DATA LISTING:
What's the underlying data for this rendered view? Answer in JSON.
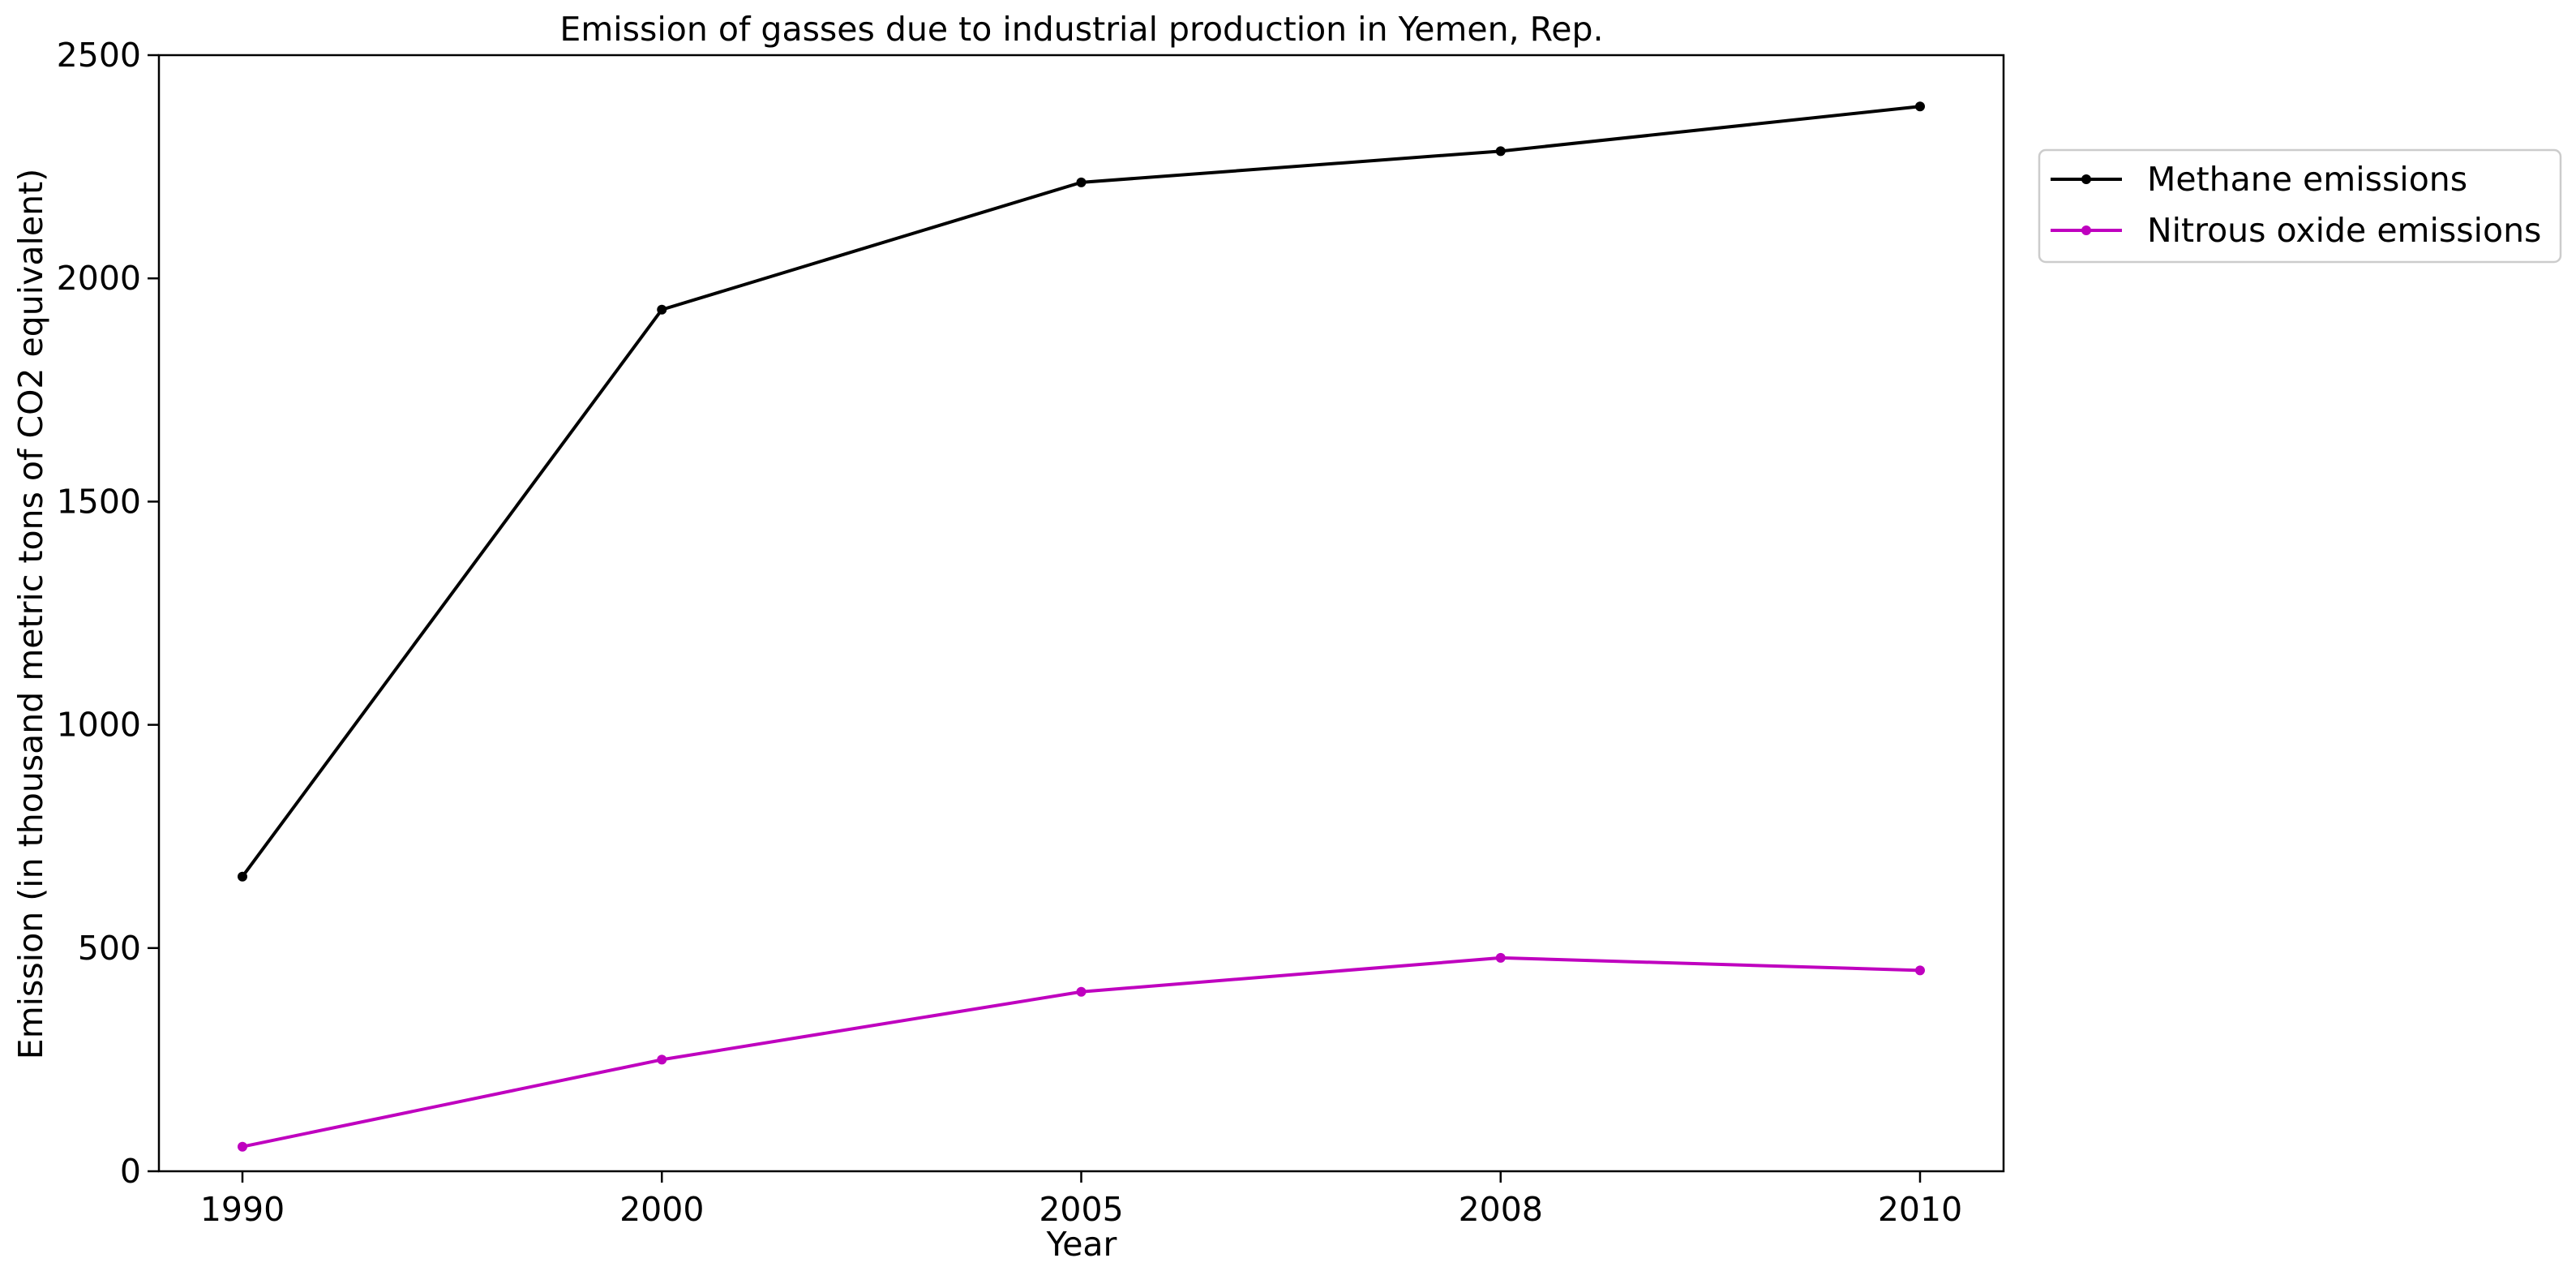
{
  "chart_data": {
    "type": "line",
    "title": "Emission of gasses due to industrial production in Yemen, Rep.",
    "xlabel": "Year",
    "ylabel": "Emission (in thousand metric tons of CO2 equivalent)",
    "categories": [
      "1990",
      "2000",
      "2005",
      "2008",
      "2010"
    ],
    "ylim": [
      0,
      2500
    ],
    "yticks": [
      0,
      500,
      1000,
      1500,
      2000,
      2500
    ],
    "grid": false,
    "legend_position": "outside-right-top",
    "series": [
      {
        "name": "Methane emissions",
        "color": "#000000",
        "values": [
          660,
          1930,
          2215,
          2285,
          2385
        ]
      },
      {
        "name": "Nitrous oxide emissions",
        "color": "#bf00bf",
        "values": [
          55,
          250,
          402,
          478,
          450
        ]
      }
    ]
  }
}
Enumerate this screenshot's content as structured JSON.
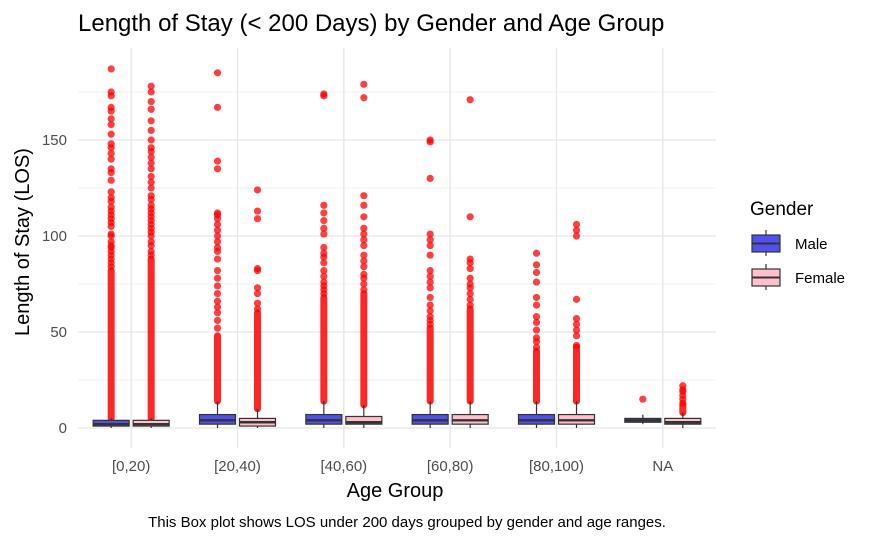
{
  "chart_data": {
    "type": "box",
    "title": "Length of Stay (< 200 Days) by Gender and Age Group",
    "xlabel": "Age Group",
    "ylabel": "Length of Stay (LOS)",
    "caption": "This Box plot shows LOS under 200 days grouped by gender and age ranges.",
    "categories": [
      "[0,20)",
      "[20,40)",
      "[40,60)",
      "[60,80)",
      "[80,100)",
      "NA"
    ],
    "yticks": [
      0,
      50,
      100,
      150
    ],
    "ylim": [
      -10,
      193
    ],
    "grid": true,
    "legend": {
      "title": "Gender",
      "placement": "right"
    },
    "outlier_color": "#ff0000",
    "series": [
      {
        "name": "Male",
        "color": "#5050ee",
        "boxes": [
          {
            "min": 0,
            "q1": 1,
            "median": 2,
            "q3": 4,
            "max": 5,
            "dense_from": 5,
            "dense_to": 82,
            "outliers": [
              84,
              86,
              88,
              90,
              92,
              94,
              95,
              97,
              100,
              101,
              105,
              107,
              109,
              111,
              113,
              115,
              118,
              120,
              123,
              129,
              133,
              135,
              140,
              143,
              146,
              148,
              153,
              158,
              161,
              165,
              167,
              173,
              175,
              187
            ]
          },
          {
            "min": 0,
            "q1": 2,
            "median": 4,
            "q3": 7,
            "max": 14,
            "dense_from": 14,
            "dense_to": 48,
            "outliers": [
              52,
              56,
              60,
              63,
              66,
              70,
              74,
              78,
              82,
              88,
              92,
              94,
              97,
              100,
              103,
              106,
              109,
              111,
              112,
              135,
              139,
              167,
              185
            ]
          },
          {
            "min": 0,
            "q1": 2,
            "median": 4,
            "q3": 7,
            "max": 14,
            "dense_from": 14,
            "dense_to": 68,
            "outliers": [
              70,
              72,
              74,
              76,
              79,
              82,
              86,
              89,
              91,
              94,
              101,
              104,
              108,
              112,
              116,
              173,
              174
            ]
          },
          {
            "min": 0,
            "q1": 2,
            "median": 4,
            "q3": 7,
            "max": 14,
            "dense_from": 14,
            "dense_to": 52,
            "outliers": [
              54,
              56,
              58,
              61,
              64,
              68,
              73,
              76,
              79,
              82,
              90,
              95,
              98,
              101,
              130,
              149,
              150
            ]
          },
          {
            "min": 0,
            "q1": 2,
            "median": 4,
            "q3": 7,
            "max": 14,
            "dense_from": 14,
            "dense_to": 40,
            "outliers": [
              42,
              45,
              47,
              51,
              55,
              58,
              64,
              68,
              76,
              81,
              85,
              91
            ]
          },
          {
            "min": 2,
            "q1": 3,
            "median": 4,
            "q3": 5,
            "max": 7,
            "dense_from": 7,
            "dense_to": 7,
            "outliers": [
              15
            ]
          }
        ]
      },
      {
        "name": "Female",
        "color": "#ffc0cb",
        "boxes": [
          {
            "min": 0,
            "q1": 1,
            "median": 2,
            "q3": 4,
            "max": 5,
            "dense_from": 5,
            "dense_to": 88,
            "outliers": [
              90,
              92,
              95,
              97,
              100,
              102,
              104,
              106,
              108,
              110,
              112,
              114,
              116,
              119,
              121,
              125,
              128,
              131,
              135,
              138,
              141,
              144,
              146,
              150,
              155,
              160,
              166,
              170,
              175,
              178
            ]
          },
          {
            "min": 0,
            "q1": 1,
            "median": 3,
            "q3": 5,
            "max": 10,
            "dense_from": 10,
            "dense_to": 60,
            "outliers": [
              62,
              65,
              70,
              73,
              82,
              83,
              109,
              113,
              124
            ]
          },
          {
            "min": 0,
            "q1": 2,
            "median": 3,
            "q3": 6,
            "max": 12,
            "dense_from": 12,
            "dense_to": 70,
            "outliers": [
              72,
              75,
              78,
              80,
              84,
              87,
              90,
              95,
              98,
              101,
              104,
              110,
              116,
              121,
              172,
              179
            ]
          },
          {
            "min": 0,
            "q1": 2,
            "median": 4,
            "q3": 7,
            "max": 14,
            "dense_from": 14,
            "dense_to": 62,
            "outliers": [
              64,
              67,
              70,
              73,
              75,
              78,
              83,
              86,
              88,
              110,
              171
            ]
          },
          {
            "min": 0,
            "q1": 2,
            "median": 4,
            "q3": 7,
            "max": 14,
            "dense_from": 14,
            "dense_to": 42,
            "outliers": [
              43,
              48,
              51,
              54,
              57,
              67,
              100,
              103,
              106
            ]
          },
          {
            "min": 0,
            "q1": 2,
            "median": 3,
            "q3": 5,
            "max": 8,
            "dense_from": 8,
            "dense_to": 12,
            "outliers": [
              13,
              15,
              17,
              19,
              20,
              22
            ]
          }
        ]
      }
    ]
  }
}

THE PROBLEM:
Locate all lines holding the word "ylabel", then copy them out.

SOLUTION FOR THIS EXERCISE:
    "ylabel": "Emission (in thousand metric tons of CO2 equivalent)",
    "ylabel": "Length of Stay (LOS)",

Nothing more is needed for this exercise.